Dataset records:

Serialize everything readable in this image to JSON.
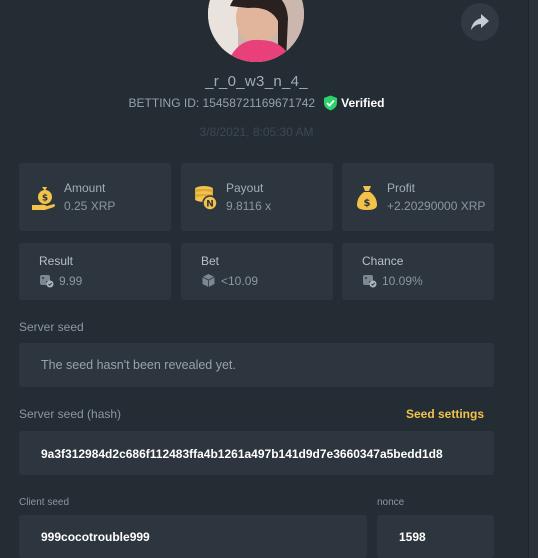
{
  "user": {
    "username": "_r_0_w3_n_4_",
    "betting_id": "BETTING ID: 15458721169671742",
    "verified_label": "Verified"
  },
  "bet": {
    "date": "3/8/2021, 8:05:30 AM"
  },
  "stats": {
    "amount": {
      "label": "Amount",
      "value": "0.25 XRP",
      "icon": "money-bag-hand-icon"
    },
    "payout": {
      "label": "Payout",
      "value": "9.8116 x",
      "icon": "coin-stack-icon"
    },
    "profit": {
      "label": "Profit",
      "value": "+2.20290000 XRP",
      "icon": "money-bag-icon"
    }
  },
  "details": {
    "result": {
      "label": "Result",
      "value": "9.99",
      "icon": "dice-check-icon"
    },
    "bet": {
      "label": "Bet",
      "value": "<10.09",
      "icon": "dice-icon"
    },
    "chance": {
      "label": "Chance",
      "value": "10.09%",
      "icon": "dice-check-icon"
    }
  },
  "seeds": {
    "server_seed_label": "Server seed",
    "server_seed_value": "The seed hasn't been revealed yet.",
    "server_hash_label": "Server seed (hash)",
    "seed_settings_label": "Seed settings",
    "server_hash_value": "9a3f312984d2c686f112483ffa4b1261a497b141d9d7e3660347a5bedd1d8",
    "client_seed_label": "Client seed",
    "client_seed_value": "999cocotrouble999",
    "nonce_label": "nonce",
    "nonce_value": "1598"
  },
  "colors": {
    "background": "#242c34",
    "card": "#2d363f",
    "accent_yellow": "#f2c24b",
    "verified_green": "#2bd46a"
  }
}
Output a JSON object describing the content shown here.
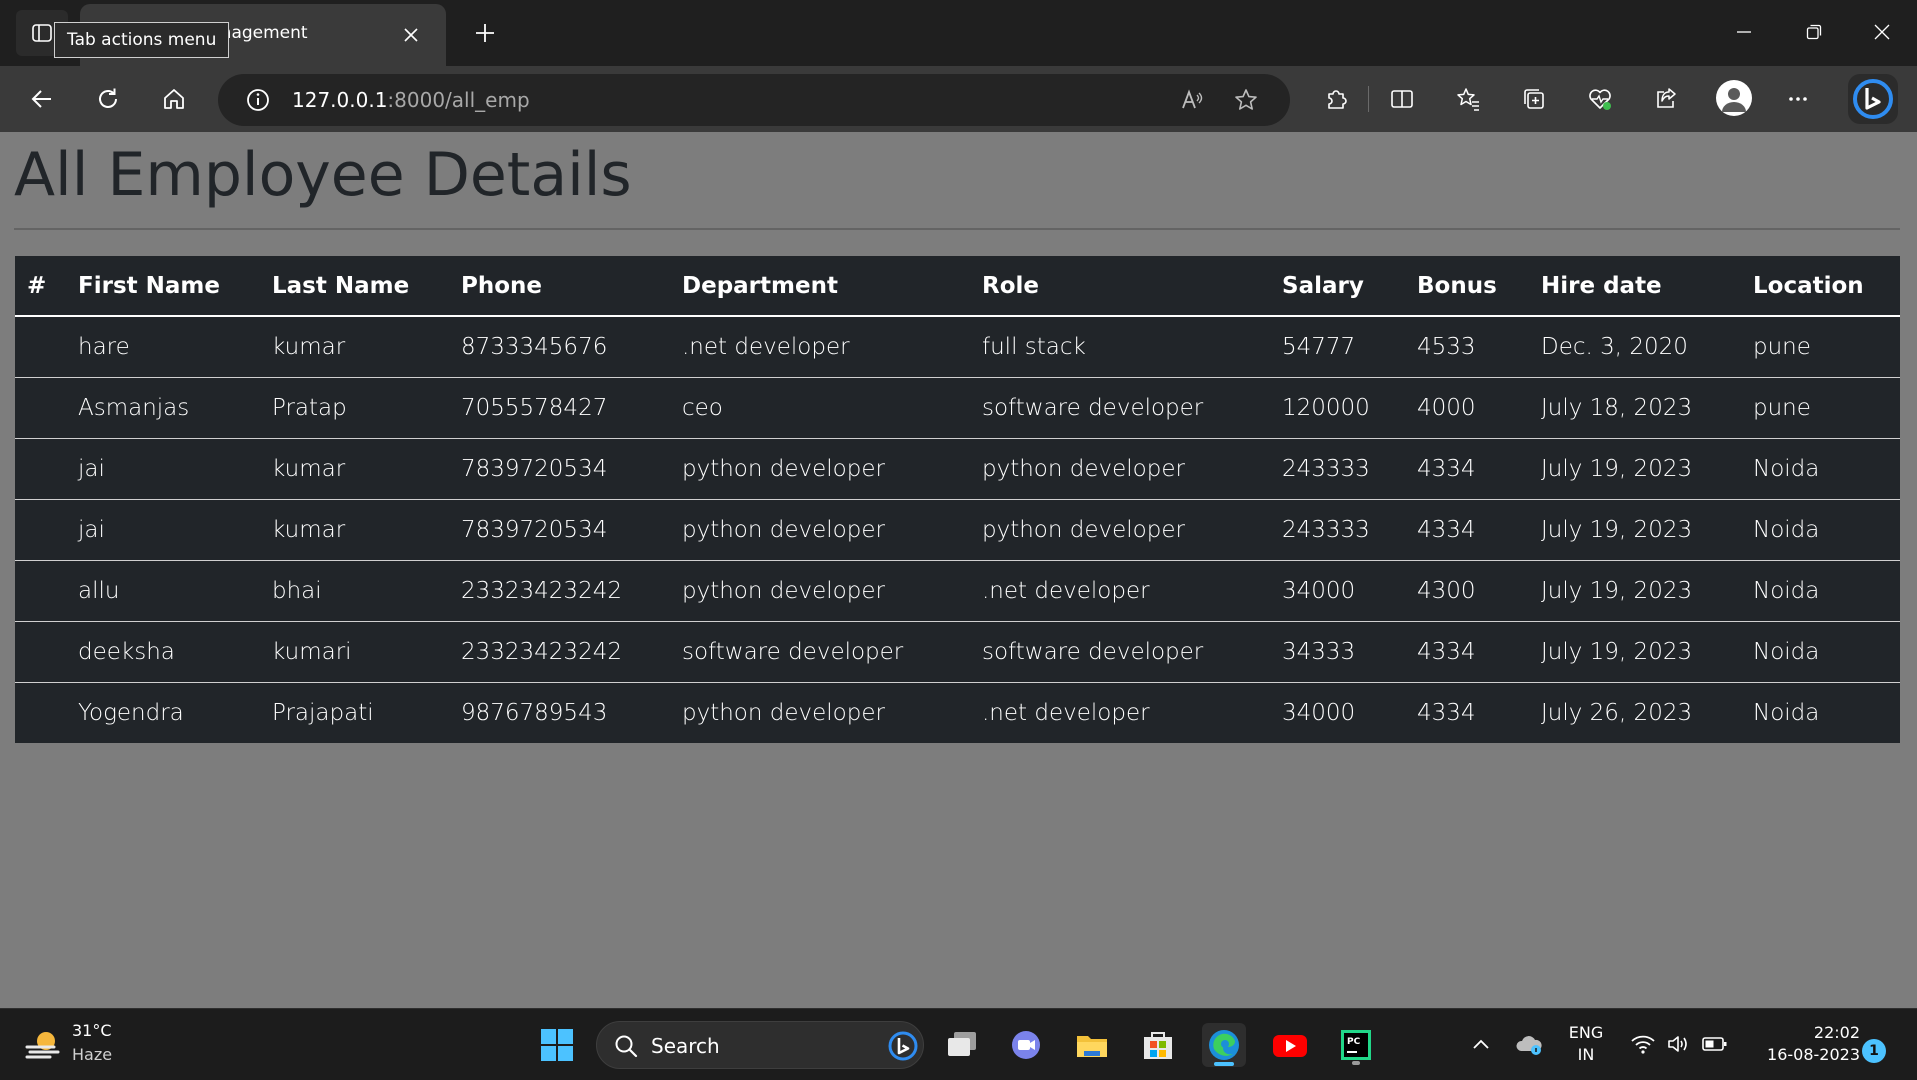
{
  "browser": {
    "tooltip": "Tab actions menu",
    "tab_title": "Employee Management",
    "url_host": "127.0.0.1",
    "url_path": ":8000/all_emp"
  },
  "page": {
    "title": "All Employee Details"
  },
  "table": {
    "headers": [
      "#",
      "First Name",
      "Last Name",
      "Phone",
      "Department",
      "Role",
      "Salary",
      "Bonus",
      "Hire date",
      "Location"
    ],
    "rows": [
      [
        "",
        "hare",
        "kumar",
        "8733345676",
        ".net developer",
        "full stack",
        "54777",
        "4533",
        "Dec. 3, 2020",
        "pune"
      ],
      [
        "",
        "Asmanjas",
        "Pratap",
        "7055578427",
        "ceo",
        "software developer",
        "120000",
        "4000",
        "July 18, 2023",
        "pune"
      ],
      [
        "",
        "jai",
        "kumar",
        "7839720534",
        "python developer",
        "python developer",
        "243333",
        "4334",
        "July 19, 2023",
        "Noida"
      ],
      [
        "",
        "jai",
        "kumar",
        "7839720534",
        "python developer",
        "python developer",
        "243333",
        "4334",
        "July 19, 2023",
        "Noida"
      ],
      [
        "",
        "allu",
        "bhai",
        "23323423242",
        "python developer",
        ".net developer",
        "34000",
        "4300",
        "July 19, 2023",
        "Noida"
      ],
      [
        "",
        "deeksha",
        "kumari",
        "23323423242",
        "software developer",
        "software developer",
        "34333",
        "4334",
        "July 19, 2023",
        "Noida"
      ],
      [
        "",
        "Yogendra",
        "Prajapati",
        "9876789543",
        "python developer",
        ".net developer",
        "34000",
        "4334",
        "July 26, 2023",
        "Noida"
      ]
    ]
  },
  "taskbar": {
    "weather_temp": "31°C",
    "weather_condition": "Haze",
    "search_label": "Search",
    "lang_line1": "ENG",
    "lang_line2": "IN",
    "time": "22:02",
    "date": "16-08-2023",
    "notification_count": "1"
  },
  "colors": {
    "page_background": "#7d7d7d",
    "table_background": "#212529",
    "heading": "#212529",
    "accent": "#4cc2ff"
  }
}
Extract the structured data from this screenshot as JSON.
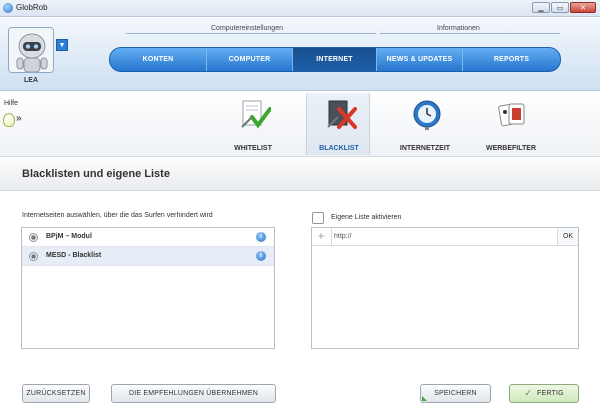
{
  "window": {
    "title": "GlobRob",
    "min_label": "▁",
    "max_label": "▭",
    "close_label": "✕"
  },
  "header": {
    "username": "LEA",
    "group_computer": "Computereinstellungen",
    "group_info": "Informationen",
    "tabs": [
      {
        "label": "KONTEN"
      },
      {
        "label": "COMPUTER"
      },
      {
        "label": "INTERNET"
      },
      {
        "label": "NEWS & UPDATES"
      },
      {
        "label": "REPORTS"
      }
    ],
    "active_tab": "INTERNET",
    "accent_color": "#2776cf"
  },
  "help": {
    "label": "Hilfe",
    "arrows": "»"
  },
  "subnav": {
    "items": [
      {
        "label": "WHITELIST",
        "icon": "whitelist-check-icon"
      },
      {
        "label": "BLACKLIST",
        "icon": "blacklist-x-icon"
      },
      {
        "label": "INTERNETZEIT",
        "icon": "clock-icon"
      },
      {
        "label": "WERBEFILTER",
        "icon": "cards-icon"
      }
    ],
    "active": "BLACKLIST"
  },
  "section": {
    "title": "Blacklisten und eigene Liste"
  },
  "left_panel": {
    "hint": "Internetseiten auswählen, über die das Surfen verhindert wird",
    "items": [
      {
        "label": "BPjM – Modul",
        "info": "i"
      },
      {
        "label": "MESD - Blacklist",
        "info": "i"
      }
    ]
  },
  "right_panel": {
    "checkbox_label": "Eigene Liste aktivieren",
    "checked": false,
    "url_value": "http://",
    "plus_label": "+",
    "ok_label": "OK"
  },
  "buttons": {
    "reset": "ZURÜCKSETZEN",
    "recommend": "DIE EMPFEHLUNGEN ÜBERNEHMEN",
    "save": "SPEICHERN",
    "done": "FERTIG",
    "done_check": "✓"
  }
}
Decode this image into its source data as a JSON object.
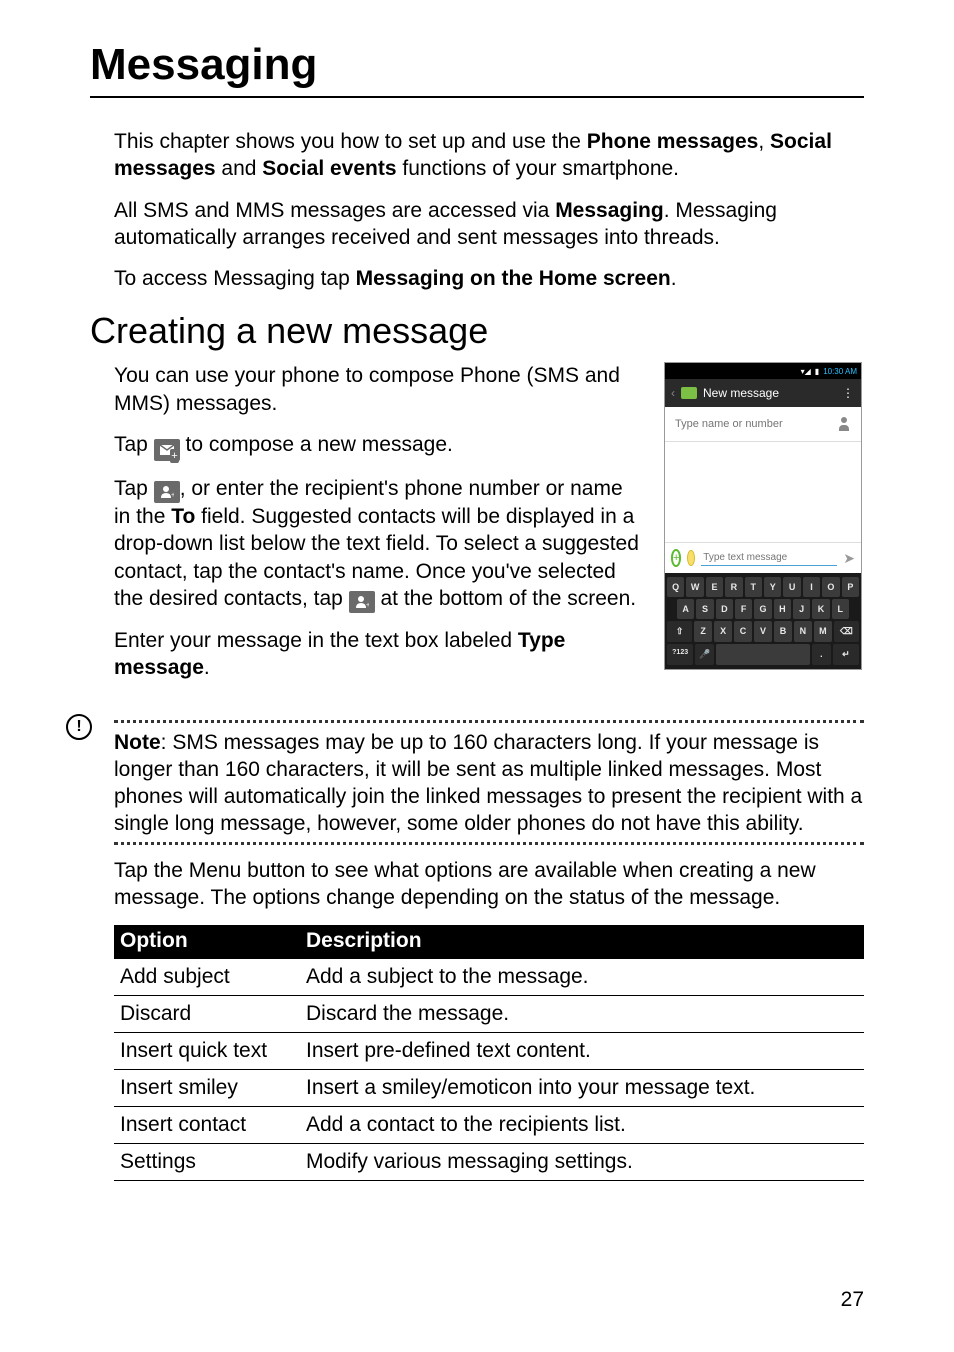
{
  "page": {
    "chapter_title": "Messaging",
    "page_number": "27"
  },
  "intro": {
    "p1_a": "This chapter shows you how to set up and use the ",
    "p1_b": "Phone messages",
    "p1_c": ", ",
    "p1_d": "Social messages",
    "p1_e": " and ",
    "p1_f": "Social events",
    "p1_g": " functions of your smartphone.",
    "p2_a": "All SMS and MMS messages are accessed via ",
    "p2_b": "Messaging",
    "p2_c": ". Messaging automatically arranges received and sent messages into threads.",
    "p3_a": "To access Messaging tap ",
    "p3_b": "Messaging on the Home screen",
    "p3_c": "."
  },
  "section": {
    "heading": "Creating a new message",
    "p1": "You can use your phone to compose Phone (SMS and MMS) messages.",
    "p2_a": "Tap ",
    "p2_b": " to compose a new message.",
    "p3_a": "Tap ",
    "p3_b": ", or enter the recipient's phone number or name in the ",
    "p3_c": "To",
    "p3_d": " field. Suggested contacts will be displayed in a drop-down list below the text field. To select a suggested contact, tap the contact's name. Once you've selected the desired contacts, tap ",
    "p3_e": " at the bottom of the screen.",
    "p4_a": "Enter your message in the text box labeled ",
    "p4_b": "Type message",
    "p4_c": "."
  },
  "note": {
    "label": "Note",
    "text": ": SMS messages may be up to 160 characters long. If your message is longer than 160 characters, it will be sent as multiple linked messages. Most phones will automatically join the linked messages to present the recipient with a single long message, however, some older phones do not have this ability."
  },
  "after_note": "Tap the Menu button to see what options are available when creating a new message. The options change depending on the status of the message.",
  "table": {
    "col1": "Option",
    "col2": "Description",
    "rows": [
      {
        "opt": "Add subject",
        "desc": "Add a subject to the message."
      },
      {
        "opt": "Discard",
        "desc": "Discard the message."
      },
      {
        "opt": "Insert quick text",
        "desc": "Insert pre-defined text content."
      },
      {
        "opt": "Insert smiley",
        "desc": "Insert a smiley/emoticon into your message text."
      },
      {
        "opt": "Insert contact",
        "desc": "Add a contact to the recipients list."
      },
      {
        "opt": "Settings",
        "desc": "Modify various messaging settings."
      }
    ]
  },
  "phone": {
    "time": "10:30 AM",
    "header": "New message",
    "to_placeholder": "Type name or number",
    "msg_placeholder": "Type text message",
    "kb_row1": [
      "Q",
      "W",
      "E",
      "R",
      "T",
      "Y",
      "U",
      "I",
      "O",
      "P"
    ],
    "kb_row2": [
      "A",
      "S",
      "D",
      "F",
      "G",
      "H",
      "J",
      "K",
      "L"
    ],
    "kb_row3_shift": "⇧",
    "kb_row3": [
      "Z",
      "X",
      "C",
      "V",
      "B",
      "N",
      "M"
    ],
    "kb_row3_del": "⌫",
    "kb_row4_sym": "?123",
    "kb_row4_mic": "🎤",
    "kb_row4_period": ".",
    "kb_row4_enter": "↵"
  }
}
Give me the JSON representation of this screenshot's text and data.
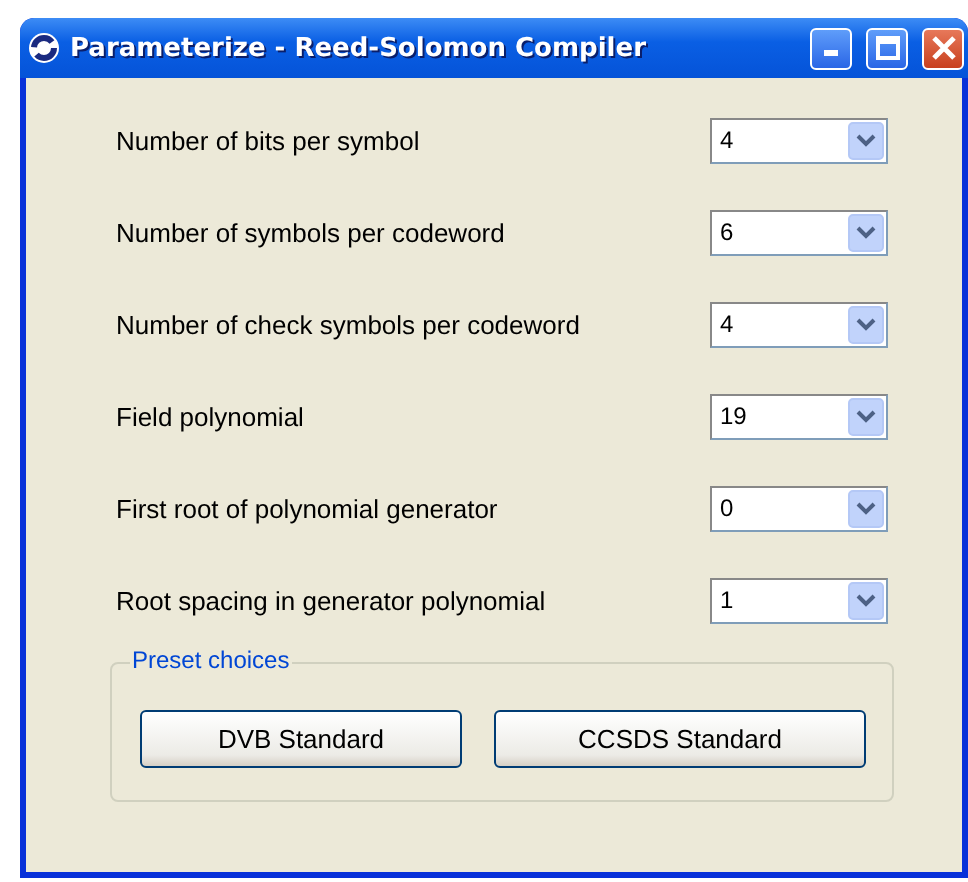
{
  "window": {
    "title": "Parameterize - Reed-Solomon Compiler"
  },
  "fields": [
    {
      "label": "Number of bits per symbol",
      "value": "4"
    },
    {
      "label": "Number of symbols per codeword",
      "value": "6"
    },
    {
      "label": "Number of check symbols per codeword",
      "value": "4"
    },
    {
      "label": "Field polynomial",
      "value": "19"
    },
    {
      "label": "First root of polynomial generator",
      "value": "0"
    },
    {
      "label": "Root spacing in generator polynomial",
      "value": "1"
    }
  ],
  "preset_group": {
    "title": "Preset choices",
    "buttons": [
      "DVB Standard",
      "CCSDS Standard"
    ]
  }
}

(What is being asked) Extract from the data every line where "heading" shows up.

(Result for this task)
    "heading": "#212529",
    "heading": "Creating a new message",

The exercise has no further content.